----- Input records

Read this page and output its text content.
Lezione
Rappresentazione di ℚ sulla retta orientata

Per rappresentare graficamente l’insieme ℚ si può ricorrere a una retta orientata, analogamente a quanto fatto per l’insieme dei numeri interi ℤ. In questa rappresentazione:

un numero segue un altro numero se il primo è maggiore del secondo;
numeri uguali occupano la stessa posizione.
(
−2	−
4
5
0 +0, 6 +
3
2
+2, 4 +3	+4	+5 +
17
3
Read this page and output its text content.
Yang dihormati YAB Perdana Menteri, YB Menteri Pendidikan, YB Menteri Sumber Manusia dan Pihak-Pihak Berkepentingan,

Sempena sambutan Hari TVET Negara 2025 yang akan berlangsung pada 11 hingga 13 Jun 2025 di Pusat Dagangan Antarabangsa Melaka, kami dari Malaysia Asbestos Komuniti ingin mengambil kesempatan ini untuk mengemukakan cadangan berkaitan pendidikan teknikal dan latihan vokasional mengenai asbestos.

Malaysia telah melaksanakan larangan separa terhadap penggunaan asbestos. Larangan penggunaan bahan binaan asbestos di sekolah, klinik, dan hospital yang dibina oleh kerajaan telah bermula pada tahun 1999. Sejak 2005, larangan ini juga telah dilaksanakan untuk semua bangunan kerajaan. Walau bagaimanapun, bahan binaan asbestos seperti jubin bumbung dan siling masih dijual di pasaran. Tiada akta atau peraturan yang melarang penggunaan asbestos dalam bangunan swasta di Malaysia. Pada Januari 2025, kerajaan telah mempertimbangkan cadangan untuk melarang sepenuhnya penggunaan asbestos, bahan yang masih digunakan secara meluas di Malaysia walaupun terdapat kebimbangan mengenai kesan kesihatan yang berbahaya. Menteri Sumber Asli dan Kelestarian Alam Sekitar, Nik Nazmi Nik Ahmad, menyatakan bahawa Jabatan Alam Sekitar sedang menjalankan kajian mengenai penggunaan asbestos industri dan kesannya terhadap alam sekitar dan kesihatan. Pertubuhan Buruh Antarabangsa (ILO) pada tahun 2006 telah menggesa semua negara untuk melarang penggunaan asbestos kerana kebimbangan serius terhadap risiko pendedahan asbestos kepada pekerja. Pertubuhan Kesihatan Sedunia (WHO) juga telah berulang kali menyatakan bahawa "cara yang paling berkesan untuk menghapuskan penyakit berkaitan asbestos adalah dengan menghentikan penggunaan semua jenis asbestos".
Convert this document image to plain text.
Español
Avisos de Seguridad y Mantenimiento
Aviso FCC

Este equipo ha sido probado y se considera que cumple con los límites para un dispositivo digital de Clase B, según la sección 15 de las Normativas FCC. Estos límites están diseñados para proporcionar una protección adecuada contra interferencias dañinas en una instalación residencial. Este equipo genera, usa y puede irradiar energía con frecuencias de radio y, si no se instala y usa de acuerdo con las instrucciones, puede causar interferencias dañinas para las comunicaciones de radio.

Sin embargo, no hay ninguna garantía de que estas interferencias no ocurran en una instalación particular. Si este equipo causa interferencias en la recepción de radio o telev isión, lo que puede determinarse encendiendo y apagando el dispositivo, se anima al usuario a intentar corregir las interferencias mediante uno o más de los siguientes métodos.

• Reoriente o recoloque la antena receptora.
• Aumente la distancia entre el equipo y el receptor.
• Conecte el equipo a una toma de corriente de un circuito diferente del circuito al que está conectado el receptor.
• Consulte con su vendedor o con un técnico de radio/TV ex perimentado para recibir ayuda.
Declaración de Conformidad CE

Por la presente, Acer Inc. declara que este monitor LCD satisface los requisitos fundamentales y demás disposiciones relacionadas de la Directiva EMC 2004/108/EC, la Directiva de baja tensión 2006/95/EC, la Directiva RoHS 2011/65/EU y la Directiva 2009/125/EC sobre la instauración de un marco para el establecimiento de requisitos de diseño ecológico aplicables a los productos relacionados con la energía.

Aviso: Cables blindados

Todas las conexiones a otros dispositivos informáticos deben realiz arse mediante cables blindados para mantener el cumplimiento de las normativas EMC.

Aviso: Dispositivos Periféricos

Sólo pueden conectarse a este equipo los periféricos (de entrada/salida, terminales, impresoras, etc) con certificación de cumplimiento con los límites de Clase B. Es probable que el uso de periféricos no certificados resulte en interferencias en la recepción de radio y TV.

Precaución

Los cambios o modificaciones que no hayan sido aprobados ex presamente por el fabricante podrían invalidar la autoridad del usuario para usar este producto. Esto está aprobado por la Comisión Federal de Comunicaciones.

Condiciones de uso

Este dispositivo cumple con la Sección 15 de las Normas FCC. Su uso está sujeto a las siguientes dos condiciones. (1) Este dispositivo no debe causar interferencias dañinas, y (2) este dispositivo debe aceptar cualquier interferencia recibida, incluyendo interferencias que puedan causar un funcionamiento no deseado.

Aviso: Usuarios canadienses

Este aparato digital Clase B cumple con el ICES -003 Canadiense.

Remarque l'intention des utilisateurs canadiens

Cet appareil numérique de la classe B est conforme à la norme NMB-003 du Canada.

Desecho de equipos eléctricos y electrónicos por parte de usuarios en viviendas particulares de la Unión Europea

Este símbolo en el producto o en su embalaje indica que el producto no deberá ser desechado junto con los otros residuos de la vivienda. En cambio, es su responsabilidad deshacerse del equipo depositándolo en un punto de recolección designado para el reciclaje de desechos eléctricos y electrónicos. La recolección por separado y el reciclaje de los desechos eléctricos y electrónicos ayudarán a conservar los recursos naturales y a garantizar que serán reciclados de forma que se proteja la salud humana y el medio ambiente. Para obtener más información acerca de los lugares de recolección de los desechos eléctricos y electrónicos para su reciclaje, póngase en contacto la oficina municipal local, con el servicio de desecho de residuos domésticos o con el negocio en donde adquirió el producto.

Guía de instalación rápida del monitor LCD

----------

▶ **Stated exercise**: Copy every record exactly, with nothing added or dropped.

▶ **Written answer**:
Read this page and output its text content.
Lezione
Rappresentazione di ℚ sulla retta orientata

Per rappresentare graficamente l’insieme ℚ si può ricorrere a una retta orientata, analogamente a quanto fatto per l’insieme dei numeri interi ℤ. In questa rappresentazione:

un numero segue un altro numero se il primo è maggiore del secondo;
numeri uguali occupano la stessa posizione.
(
−2	−
4
5
0 +0, 6 +
3
2
+2, 4 +3	+4	+5 +
17
3
Read this page and output its text content.
Yang dihormati YAB Perdana Menteri, YB Menteri Pendidikan, YB Menteri Sumber Manusia dan Pihak-Pihak Berkepentingan,

Sempena sambutan Hari TVET Negara 2025 yang akan berlangsung pada 11 hingga 13 Jun 2025 di Pusat Dagangan Antarabangsa Melaka, kami dari Malaysia Asbestos Komuniti ingin mengambil kesempatan ini untuk mengemukakan cadangan berkaitan pendidikan teknikal dan latihan vokasional mengenai asbestos.

Malaysia telah melaksanakan larangan separa terhadap penggunaan asbestos. Larangan penggunaan bahan binaan asbestos di sekolah, klinik, dan hospital yang dibina oleh kerajaan telah bermula pada tahun 1999. Sejak 2005, larangan ini juga telah dilaksanakan untuk semua bangunan kerajaan. Walau bagaimanapun, bahan binaan asbestos seperti jubin bumbung dan siling masih dijual di pasaran. Tiada akta atau peraturan yang melarang penggunaan asbestos dalam bangunan swasta di Malaysia. Pada Januari 2025, kerajaan telah mempertimbangkan cadangan untuk melarang sepenuhnya penggunaan asbestos, bahan yang masih digunakan secara meluas di Malaysia walaupun terdapat kebimbangan mengenai kesan kesihatan yang berbahaya. Menteri Sumber Asli dan Kelestarian Alam Sekitar, Nik Nazmi Nik Ahmad, menyatakan bahawa Jabatan Alam Sekitar sedang menjalankan kajian mengenai penggunaan asbestos industri dan kesannya terhadap alam sekitar dan kesihatan. Pertubuhan Buruh Antarabangsa (ILO) pada tahun 2006 telah menggesa semua negara untuk melarang penggunaan asbestos kerana kebimbangan serius terhadap risiko pendedahan asbestos kepada pekerja. Pertubuhan Kesihatan Sedunia (WHO) juga telah berulang kali menyatakan bahawa "cara yang paling berkesan untuk menghapuskan penyakit berkaitan asbestos adalah dengan menghentikan penggunaan semua jenis asbestos".
Convert this document image to plain text.
Español
Avisos de Seguridad y Mantenimiento
Aviso FCC

Este equipo ha sido probado y se considera que cumple con los límites para un dispositivo digital de Clase B, según la sección 15 de las Normativas FCC. Estos límites están diseñados para proporcionar una protección adecuada contra interferencias dañinas en una instalación residencial. Este equipo genera, usa y puede irradiar energía con frecuencias de radio y, si no se instala y usa de acuerdo con las instrucciones, puede causar interferencias dañinas para las comunicaciones de radio.

Sin embargo, no hay ninguna garantía de que estas interferencias no ocurran en una instalación particular. Si este equipo causa interferencias en la recepción de radio o telev isión, lo que puede determinarse encendiendo y apagando el dispositivo, se anima al usuario a intentar corregir las interferencias mediante uno o más de los siguientes métodos.

• Reoriente o recoloque la antena receptora.
• Aumente la distancia entre el equipo y el receptor.
• Conecte el equipo a una toma de corriente de un circuito diferente del circuito al que está conectado el receptor.
• Consulte con su vendedor o con un técnico de radio/TV ex perimentado para recibir ayuda.
Declaración de Conformidad CE

Por la presente, Acer Inc. declara que este monitor LCD satisface los requisitos fundamentales y demás disposiciones relacionadas de la Directiva EMC 2004/108/EC, la Directiva de baja tensión 2006/95/EC, la Directiva RoHS 2011/65/EU y la Directiva 2009/125/EC sobre la instauración de un marco para el establecimiento de requisitos de diseño ecológico aplicables a los productos relacionados con la energía.

Aviso: Cables blindados

Todas las conexiones a otros dispositivos informáticos deben realiz arse mediante cables blindados para mantener el cumplimiento de las normativas EMC.

Aviso: Dispositivos Periféricos

Sólo pueden conectarse a este equipo los periféricos (de entrada/salida, terminales, impresoras, etc) con certificación de cumplimiento con los límites de Clase B. Es probable que el uso de periféricos no certificados resulte en interferencias en la recepción de radio y TV.

Precaución

Los cambios o modificaciones que no hayan sido aprobados ex presamente por el fabricante podrían invalidar la autoridad del usuario para usar este producto. Esto está aprobado por la Comisión Federal de Comunicaciones.

Condiciones de uso

Este dispositivo cumple con la Sección 15 de las Normas FCC. Su uso está sujeto a las siguientes dos condiciones. (1) Este dispositivo no debe causar interferencias dañinas, y (2) este dispositivo debe aceptar cualquier interferencia recibida, incluyendo interferencias que puedan causar un funcionamiento no deseado.

Aviso: Usuarios canadienses

Este aparato digital Clase B cumple con el ICES -003 Canadiense.

Remarque l'intention des utilisateurs canadiens

Cet appareil numérique de la classe B est conforme à la norme NMB-003 du Canada.

Desecho de equipos eléctricos y electrónicos por parte de usuarios en viviendas particulares de la Unión Europea

Este símbolo en el producto o en su embalaje indica que el producto no deberá ser desechado junto con los otros residuos de la vivienda. En cambio, es su responsabilidad deshacerse del equipo depositándolo en un punto de recolección designado para el reciclaje de desechos eléctricos y electrónicos. La recolección por separado y el reciclaje de los desechos eléctricos y electrónicos ayudarán a conservar los recursos naturales y a garantizar que serán reciclados de forma que se proteja la salud humana y el medio ambiente. Para obtener más información acerca de los lugares de recolección de los desechos eléctricos y electrónicos para su reciclaje, póngase en contacto la oficina municipal local, con el servicio de desecho de residuos domésticos o con el negocio en donde adquirió el producto.

Guía de instalación rápida del monitor LCD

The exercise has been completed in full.